Instructions for the task> In the listing that follows, how many lines contain the string "color"? Provide only the number.

(Collected data entries)
──────────────────────────────

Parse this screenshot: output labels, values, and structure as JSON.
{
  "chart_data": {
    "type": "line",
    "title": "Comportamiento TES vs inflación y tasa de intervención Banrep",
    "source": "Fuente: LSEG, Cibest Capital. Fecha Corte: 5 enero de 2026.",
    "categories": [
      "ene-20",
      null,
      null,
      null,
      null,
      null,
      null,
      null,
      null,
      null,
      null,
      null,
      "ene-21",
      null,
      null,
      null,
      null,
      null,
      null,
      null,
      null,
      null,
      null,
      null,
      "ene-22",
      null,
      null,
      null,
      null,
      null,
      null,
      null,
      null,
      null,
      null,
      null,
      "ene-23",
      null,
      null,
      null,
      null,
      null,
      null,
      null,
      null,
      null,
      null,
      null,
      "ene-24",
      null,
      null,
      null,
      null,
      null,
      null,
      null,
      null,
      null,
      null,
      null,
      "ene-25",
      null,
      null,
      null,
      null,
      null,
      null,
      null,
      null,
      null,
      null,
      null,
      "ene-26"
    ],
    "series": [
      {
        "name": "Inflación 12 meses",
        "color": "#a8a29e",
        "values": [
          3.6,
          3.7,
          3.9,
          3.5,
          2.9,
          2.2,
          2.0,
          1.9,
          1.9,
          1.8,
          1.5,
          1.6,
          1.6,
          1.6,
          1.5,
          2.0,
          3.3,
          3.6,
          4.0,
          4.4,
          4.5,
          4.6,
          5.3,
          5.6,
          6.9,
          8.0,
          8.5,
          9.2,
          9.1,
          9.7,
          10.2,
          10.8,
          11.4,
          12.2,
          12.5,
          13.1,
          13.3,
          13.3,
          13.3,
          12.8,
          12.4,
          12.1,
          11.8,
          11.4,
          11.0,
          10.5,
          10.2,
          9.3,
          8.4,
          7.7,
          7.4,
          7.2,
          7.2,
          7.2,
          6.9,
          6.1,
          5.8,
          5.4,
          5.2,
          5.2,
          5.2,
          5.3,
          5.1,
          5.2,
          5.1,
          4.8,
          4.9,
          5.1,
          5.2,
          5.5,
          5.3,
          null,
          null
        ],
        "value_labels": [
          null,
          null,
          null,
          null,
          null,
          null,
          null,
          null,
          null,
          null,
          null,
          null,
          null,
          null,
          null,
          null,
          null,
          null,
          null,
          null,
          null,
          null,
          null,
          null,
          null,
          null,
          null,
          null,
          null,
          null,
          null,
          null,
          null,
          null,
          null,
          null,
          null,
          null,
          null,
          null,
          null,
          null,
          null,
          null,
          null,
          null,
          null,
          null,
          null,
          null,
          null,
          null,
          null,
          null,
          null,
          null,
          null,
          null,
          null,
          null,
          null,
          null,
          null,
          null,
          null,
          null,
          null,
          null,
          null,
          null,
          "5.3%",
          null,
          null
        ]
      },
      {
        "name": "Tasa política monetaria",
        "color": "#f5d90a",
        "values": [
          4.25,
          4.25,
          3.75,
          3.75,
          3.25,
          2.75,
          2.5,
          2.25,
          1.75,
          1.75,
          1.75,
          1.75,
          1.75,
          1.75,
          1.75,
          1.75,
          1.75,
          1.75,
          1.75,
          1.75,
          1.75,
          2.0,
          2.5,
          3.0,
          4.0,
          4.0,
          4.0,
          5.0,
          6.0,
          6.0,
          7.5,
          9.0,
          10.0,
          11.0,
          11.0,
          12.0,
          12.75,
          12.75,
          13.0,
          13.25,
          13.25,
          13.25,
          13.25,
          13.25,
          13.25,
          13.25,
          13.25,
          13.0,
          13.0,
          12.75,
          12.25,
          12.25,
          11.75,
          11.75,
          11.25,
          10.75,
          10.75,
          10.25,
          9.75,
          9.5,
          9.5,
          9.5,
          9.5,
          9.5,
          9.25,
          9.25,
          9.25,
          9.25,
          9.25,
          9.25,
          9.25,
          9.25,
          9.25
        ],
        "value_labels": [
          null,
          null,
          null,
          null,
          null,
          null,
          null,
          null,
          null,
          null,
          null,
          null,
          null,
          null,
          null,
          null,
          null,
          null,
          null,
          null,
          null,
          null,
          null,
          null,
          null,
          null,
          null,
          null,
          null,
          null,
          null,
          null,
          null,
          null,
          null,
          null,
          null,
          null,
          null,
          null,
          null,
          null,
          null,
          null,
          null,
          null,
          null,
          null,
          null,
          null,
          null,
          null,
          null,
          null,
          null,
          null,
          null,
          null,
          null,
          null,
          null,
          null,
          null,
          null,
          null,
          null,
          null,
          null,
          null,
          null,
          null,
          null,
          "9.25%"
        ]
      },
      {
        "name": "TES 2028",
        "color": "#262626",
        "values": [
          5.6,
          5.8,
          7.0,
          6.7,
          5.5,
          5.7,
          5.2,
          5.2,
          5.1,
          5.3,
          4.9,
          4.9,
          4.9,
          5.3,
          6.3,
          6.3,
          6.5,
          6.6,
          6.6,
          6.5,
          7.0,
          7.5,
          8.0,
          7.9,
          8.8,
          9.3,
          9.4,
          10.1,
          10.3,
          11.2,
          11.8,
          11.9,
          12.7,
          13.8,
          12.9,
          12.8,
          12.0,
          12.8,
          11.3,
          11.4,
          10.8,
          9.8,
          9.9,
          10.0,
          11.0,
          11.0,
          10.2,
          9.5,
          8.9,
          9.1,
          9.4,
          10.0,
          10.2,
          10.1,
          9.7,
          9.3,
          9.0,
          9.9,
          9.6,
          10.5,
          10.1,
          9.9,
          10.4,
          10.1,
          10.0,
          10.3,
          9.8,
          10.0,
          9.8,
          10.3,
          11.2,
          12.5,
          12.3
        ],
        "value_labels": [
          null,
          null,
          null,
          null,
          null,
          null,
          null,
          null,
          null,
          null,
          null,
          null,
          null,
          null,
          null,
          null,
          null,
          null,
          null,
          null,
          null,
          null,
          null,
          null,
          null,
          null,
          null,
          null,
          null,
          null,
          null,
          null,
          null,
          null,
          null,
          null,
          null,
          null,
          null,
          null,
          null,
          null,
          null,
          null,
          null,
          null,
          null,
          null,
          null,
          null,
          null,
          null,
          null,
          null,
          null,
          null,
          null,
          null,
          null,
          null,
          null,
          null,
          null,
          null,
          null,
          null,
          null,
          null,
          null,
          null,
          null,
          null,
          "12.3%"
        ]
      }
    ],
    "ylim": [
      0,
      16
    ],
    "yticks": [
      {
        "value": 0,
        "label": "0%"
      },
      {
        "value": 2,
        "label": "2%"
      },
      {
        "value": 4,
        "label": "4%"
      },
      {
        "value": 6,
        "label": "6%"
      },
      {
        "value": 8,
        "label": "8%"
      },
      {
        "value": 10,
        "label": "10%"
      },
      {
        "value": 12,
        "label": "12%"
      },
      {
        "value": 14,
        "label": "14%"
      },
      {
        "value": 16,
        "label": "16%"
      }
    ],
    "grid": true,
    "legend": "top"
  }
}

──────────────────────────────

The completed task> 3